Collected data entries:
━━━━━━

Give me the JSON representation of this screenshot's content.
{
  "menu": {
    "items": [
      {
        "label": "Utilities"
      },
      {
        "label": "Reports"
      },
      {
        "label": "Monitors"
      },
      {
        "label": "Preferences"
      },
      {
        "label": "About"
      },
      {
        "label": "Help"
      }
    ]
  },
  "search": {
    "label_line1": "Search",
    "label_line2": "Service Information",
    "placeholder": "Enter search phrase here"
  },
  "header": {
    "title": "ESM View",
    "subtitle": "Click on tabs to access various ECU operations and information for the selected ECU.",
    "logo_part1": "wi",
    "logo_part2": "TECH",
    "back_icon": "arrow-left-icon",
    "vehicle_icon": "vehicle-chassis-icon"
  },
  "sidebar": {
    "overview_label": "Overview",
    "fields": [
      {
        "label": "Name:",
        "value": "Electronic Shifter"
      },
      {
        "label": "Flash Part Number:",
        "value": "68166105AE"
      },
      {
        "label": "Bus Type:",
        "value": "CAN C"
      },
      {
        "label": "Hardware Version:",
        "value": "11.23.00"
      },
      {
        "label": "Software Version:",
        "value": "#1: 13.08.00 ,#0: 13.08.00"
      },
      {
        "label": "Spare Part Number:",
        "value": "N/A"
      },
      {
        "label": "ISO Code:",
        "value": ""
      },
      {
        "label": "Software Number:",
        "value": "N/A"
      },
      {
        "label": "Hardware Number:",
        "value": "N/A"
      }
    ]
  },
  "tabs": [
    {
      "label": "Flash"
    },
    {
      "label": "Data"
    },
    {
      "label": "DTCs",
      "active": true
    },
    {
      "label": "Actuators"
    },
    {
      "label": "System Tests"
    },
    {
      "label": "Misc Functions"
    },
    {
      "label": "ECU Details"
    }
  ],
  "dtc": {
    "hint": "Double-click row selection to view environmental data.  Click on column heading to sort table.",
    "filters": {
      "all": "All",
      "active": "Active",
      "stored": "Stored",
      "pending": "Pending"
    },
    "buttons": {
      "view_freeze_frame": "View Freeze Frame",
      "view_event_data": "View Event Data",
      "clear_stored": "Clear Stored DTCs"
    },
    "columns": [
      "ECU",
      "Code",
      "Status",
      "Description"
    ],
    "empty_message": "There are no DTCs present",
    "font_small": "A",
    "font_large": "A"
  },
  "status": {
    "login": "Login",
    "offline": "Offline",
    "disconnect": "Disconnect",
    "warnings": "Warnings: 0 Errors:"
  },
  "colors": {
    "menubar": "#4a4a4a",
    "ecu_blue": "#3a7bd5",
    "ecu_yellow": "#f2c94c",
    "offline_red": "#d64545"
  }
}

━━━━━━

Search the listing for the word "Flash" and return each line that holds it.

**SOLUTION**
        "label": "Flash Part Number:",
      "label": "Flash"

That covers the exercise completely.